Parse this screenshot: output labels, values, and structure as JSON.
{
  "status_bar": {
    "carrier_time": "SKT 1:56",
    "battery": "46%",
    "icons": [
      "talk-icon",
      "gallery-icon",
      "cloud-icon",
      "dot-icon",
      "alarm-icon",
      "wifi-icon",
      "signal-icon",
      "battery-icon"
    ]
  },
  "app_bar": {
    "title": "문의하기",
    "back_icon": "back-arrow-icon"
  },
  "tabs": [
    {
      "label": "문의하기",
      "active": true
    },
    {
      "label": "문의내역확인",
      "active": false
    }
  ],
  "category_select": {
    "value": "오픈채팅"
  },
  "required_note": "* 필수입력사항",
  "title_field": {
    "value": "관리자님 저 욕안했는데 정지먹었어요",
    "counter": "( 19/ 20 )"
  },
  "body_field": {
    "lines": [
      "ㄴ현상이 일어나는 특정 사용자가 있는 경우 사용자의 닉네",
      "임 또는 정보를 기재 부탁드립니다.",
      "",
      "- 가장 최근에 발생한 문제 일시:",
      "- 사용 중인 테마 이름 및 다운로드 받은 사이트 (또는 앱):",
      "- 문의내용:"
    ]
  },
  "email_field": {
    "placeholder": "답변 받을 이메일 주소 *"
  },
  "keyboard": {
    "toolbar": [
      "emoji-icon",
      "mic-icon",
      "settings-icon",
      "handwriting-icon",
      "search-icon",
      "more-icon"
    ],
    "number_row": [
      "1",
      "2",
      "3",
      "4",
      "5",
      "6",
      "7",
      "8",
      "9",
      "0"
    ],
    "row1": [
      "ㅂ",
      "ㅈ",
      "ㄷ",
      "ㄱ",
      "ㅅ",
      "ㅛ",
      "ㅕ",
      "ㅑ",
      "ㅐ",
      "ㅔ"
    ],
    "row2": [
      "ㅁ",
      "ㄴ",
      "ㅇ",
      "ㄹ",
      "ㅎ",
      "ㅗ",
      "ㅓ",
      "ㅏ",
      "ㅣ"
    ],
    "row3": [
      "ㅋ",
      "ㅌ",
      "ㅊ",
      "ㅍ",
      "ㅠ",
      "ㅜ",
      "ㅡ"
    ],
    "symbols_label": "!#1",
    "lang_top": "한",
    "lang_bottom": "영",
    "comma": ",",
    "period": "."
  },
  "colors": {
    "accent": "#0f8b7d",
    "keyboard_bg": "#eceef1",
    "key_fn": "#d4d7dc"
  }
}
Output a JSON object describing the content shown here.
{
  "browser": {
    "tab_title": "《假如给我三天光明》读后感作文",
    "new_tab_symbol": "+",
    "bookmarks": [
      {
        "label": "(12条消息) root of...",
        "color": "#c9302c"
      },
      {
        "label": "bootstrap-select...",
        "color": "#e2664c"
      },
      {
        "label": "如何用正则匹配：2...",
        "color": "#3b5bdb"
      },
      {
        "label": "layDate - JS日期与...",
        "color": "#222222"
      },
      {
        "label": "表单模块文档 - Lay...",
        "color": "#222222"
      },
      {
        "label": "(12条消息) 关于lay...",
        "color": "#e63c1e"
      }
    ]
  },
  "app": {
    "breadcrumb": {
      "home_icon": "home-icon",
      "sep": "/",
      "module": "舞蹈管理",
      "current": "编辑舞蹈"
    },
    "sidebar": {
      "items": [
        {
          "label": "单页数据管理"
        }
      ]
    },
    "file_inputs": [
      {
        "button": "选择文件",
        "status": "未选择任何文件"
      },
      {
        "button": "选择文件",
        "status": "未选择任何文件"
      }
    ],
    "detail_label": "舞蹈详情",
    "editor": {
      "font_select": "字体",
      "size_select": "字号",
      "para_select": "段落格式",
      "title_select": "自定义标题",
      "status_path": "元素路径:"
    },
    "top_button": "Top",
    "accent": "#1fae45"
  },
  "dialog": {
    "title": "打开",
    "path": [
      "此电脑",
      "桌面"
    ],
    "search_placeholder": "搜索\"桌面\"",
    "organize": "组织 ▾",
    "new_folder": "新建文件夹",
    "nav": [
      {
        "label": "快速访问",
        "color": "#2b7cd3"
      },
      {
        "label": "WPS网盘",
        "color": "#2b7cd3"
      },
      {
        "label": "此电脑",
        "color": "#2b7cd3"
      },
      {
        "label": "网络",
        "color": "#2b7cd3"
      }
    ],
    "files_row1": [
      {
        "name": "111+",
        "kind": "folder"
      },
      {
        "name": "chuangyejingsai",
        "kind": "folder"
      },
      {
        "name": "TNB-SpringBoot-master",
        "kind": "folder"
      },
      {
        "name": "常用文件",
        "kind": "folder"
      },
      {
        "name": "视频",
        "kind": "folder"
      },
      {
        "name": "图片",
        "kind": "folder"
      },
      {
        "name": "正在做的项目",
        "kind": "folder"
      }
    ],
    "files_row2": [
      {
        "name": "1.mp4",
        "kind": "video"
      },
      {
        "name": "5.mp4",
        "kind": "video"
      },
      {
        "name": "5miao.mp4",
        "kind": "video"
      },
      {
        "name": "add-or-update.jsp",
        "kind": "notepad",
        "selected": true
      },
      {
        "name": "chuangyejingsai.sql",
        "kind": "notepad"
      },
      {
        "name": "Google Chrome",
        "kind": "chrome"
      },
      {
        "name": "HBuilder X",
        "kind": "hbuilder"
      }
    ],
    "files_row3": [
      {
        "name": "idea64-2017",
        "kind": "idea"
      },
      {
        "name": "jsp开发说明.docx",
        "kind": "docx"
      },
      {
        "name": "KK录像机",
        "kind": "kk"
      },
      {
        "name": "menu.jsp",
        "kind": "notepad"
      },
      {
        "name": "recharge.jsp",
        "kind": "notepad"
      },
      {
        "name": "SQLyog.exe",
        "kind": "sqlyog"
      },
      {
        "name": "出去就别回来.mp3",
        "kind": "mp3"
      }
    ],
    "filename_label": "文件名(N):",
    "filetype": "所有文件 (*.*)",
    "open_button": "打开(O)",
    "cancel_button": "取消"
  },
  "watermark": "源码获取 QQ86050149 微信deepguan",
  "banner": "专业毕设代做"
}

* Exercise prompt:
Within the listing above, find every line containing the string "JSON" and return it.

* Exercise output:
Parse this screenshot: output labels, values, and structure as JSON.
Output a JSON object describing the content shown here.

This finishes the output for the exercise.